Given task
Copy out every record below, word for word.
*-*-*
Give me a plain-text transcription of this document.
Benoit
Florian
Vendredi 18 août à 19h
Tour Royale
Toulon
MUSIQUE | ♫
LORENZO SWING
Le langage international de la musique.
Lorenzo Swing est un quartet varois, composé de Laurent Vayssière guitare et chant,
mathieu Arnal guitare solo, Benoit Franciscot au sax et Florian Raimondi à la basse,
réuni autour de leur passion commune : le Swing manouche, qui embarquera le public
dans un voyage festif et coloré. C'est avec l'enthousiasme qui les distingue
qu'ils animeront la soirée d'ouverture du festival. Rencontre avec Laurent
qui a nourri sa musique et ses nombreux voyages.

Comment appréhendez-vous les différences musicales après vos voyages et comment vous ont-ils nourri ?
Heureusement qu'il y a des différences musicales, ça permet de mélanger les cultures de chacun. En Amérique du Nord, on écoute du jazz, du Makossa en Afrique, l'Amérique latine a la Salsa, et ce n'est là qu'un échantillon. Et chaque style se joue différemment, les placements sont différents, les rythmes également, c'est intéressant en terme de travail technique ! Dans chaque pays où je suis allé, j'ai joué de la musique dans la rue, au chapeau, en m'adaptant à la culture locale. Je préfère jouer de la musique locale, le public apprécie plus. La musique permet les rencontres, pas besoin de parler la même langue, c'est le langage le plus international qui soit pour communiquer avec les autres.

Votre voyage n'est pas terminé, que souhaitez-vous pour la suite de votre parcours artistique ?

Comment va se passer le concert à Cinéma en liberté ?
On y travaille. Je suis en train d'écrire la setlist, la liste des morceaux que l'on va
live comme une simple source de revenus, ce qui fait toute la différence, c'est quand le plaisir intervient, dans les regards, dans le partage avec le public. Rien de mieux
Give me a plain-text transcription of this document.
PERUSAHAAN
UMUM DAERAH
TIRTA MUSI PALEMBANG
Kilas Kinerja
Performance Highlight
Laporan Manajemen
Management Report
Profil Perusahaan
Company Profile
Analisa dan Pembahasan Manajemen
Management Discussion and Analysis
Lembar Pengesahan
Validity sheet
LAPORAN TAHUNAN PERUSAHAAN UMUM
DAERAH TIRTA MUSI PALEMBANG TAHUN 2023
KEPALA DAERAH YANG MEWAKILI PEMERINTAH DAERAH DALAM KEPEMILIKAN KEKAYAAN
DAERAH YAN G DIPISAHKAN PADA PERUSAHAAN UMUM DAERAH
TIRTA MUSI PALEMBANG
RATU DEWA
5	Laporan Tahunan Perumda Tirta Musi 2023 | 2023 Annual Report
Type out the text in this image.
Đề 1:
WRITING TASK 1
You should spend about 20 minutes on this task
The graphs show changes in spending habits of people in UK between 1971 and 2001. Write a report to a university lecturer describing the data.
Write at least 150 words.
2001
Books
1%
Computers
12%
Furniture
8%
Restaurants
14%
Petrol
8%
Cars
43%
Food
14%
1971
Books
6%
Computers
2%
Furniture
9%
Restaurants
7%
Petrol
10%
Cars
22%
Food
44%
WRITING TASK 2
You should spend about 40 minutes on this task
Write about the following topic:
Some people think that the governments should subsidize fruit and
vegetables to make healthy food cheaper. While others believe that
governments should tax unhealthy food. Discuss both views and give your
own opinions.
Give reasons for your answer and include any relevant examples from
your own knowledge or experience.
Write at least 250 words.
*-*-*
Solution for this problem
Give me a plain-text transcription of this document.
Benoit
Florian
Vendredi 18 août à 19h
Tour Royale
Toulon
MUSIQUE | ♫
LORENZO SWING
Le langage international de la musique.
Lorenzo Swing est un quartet varois, composé de Laurent Vayssière guitare et chant,
mathieu Arnal guitare solo, Benoit Franciscot au sax et Florian Raimondi à la basse,
réuni autour de leur passion commune : le Swing manouche, qui embarquera le public
dans un voyage festif et coloré. C'est avec l'enthousiasme qui les distingue
qu'ils animeront la soirée d'ouverture du festival. Rencontre avec Laurent
qui a nourri sa musique et ses nombreux voyages.

Comment appréhendez-vous les différences musicales après vos voyages et comment vous ont-ils nourri ?
Heureusement qu'il y a des différences musicales, ça permet de mélanger les cultures de chacun. En Amérique du Nord, on écoute du jazz, du Makossa en Afrique, l'Amérique latine a la Salsa, et ce n'est là qu'un échantillon. Et chaque style se joue différemment, les placements sont différents, les rythmes également, c'est intéressant en terme de travail technique ! Dans chaque pays où je suis allé, j'ai joué de la musique dans la rue, au chapeau, en m'adaptant à la culture locale. Je préfère jouer de la musique locale, le public apprécie plus. La musique permet les rencontres, pas besoin de parler la même langue, c'est le langage le plus international qui soit pour communiquer avec les autres.

Votre voyage n'est pas terminé, que souhaitez-vous pour la suite de votre parcours artistique ?

Comment va se passer le concert à Cinéma en liberté ?
On y travaille. Je suis en train d'écrire la setlist, la liste des morceaux que l'on va
live comme une simple source de revenus, ce qui fait toute la différence, c'est quand le plaisir intervient, dans les regards, dans le partage avec le public. Rien de mieux
Give me a plain-text transcription of this document.
PERUSAHAAN
UMUM DAERAH
TIRTA MUSI PALEMBANG
Kilas Kinerja
Performance Highlight
Laporan Manajemen
Management Report
Profil Perusahaan
Company Profile
Analisa dan Pembahasan Manajemen
Management Discussion and Analysis
Lembar Pengesahan
Validity sheet
LAPORAN TAHUNAN PERUSAHAAN UMUM
DAERAH TIRTA MUSI PALEMBANG TAHUN 2023
KEPALA DAERAH YANG MEWAKILI PEMERINTAH DAERAH DALAM KEPEMILIKAN KEKAYAAN
DAERAH YAN G DIPISAHKAN PADA PERUSAHAAN UMUM DAERAH
TIRTA MUSI PALEMBANG
RATU DEWA
5	Laporan Tahunan Perumda Tirta Musi 2023 | 2023 Annual Report
Type out the text in this image.
Đề 1:
WRITING TASK 1
You should spend about 20 minutes on this task
The graphs show changes in spending habits of people in UK between 1971 and 2001. Write a report to a university lecturer describing the data.
Write at least 150 words.
2001
Books
1%
Computers
12%
Furniture
8%
Restaurants
14%
Petrol
8%
Cars
43%
Food
14%
1971
Books
6%
Computers
2%
Furniture
9%
Restaurants
7%
Petrol
10%
Cars
22%
Food
44%
WRITING TASK 2
You should spend about 40 minutes on this task
Write about the following topic:
Some people think that the governments should subsidize fruit and
vegetables to make healthy food cheaper. While others believe that
governments should tax unhealthy food. Discuss both views and give your
own opinions.
Give reasons for your answer and include any relevant examples from
your own knowledge or experience.
Write at least 250 words.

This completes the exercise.